**DATA LISTING:**
────────────────────────────────────────

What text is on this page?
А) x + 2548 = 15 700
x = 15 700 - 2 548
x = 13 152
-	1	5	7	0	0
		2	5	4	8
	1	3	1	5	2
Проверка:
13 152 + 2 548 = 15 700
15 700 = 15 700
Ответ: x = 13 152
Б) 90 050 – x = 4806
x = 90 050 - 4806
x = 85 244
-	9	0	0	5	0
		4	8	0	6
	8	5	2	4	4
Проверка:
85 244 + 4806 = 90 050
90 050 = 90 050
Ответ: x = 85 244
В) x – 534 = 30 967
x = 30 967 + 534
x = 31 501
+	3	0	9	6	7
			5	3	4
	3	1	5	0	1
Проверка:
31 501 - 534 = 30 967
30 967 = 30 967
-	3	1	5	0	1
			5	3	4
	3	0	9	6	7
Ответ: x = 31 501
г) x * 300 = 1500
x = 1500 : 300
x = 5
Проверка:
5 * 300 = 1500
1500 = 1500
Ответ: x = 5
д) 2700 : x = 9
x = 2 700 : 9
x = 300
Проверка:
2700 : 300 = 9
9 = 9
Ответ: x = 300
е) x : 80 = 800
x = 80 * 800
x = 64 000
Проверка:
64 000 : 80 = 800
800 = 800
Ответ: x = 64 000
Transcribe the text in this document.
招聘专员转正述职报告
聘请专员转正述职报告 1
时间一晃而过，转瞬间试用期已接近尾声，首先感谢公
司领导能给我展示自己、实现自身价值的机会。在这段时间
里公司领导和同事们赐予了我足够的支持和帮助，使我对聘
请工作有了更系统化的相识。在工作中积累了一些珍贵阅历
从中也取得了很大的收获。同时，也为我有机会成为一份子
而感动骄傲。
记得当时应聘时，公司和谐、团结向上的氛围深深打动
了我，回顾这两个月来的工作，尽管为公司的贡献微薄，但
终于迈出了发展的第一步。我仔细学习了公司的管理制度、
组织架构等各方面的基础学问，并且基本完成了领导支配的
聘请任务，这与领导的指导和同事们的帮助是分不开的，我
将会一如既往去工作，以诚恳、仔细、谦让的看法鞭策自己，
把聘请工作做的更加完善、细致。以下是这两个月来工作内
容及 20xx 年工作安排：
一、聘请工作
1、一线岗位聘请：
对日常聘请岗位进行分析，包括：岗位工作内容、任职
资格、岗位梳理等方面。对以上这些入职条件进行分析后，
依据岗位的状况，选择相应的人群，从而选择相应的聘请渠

────────────────────────────────────────

**REQUIREMENTS:**
Each line containing the word "this" counts once; report the total alone.

**CORRECT RESULT:**
2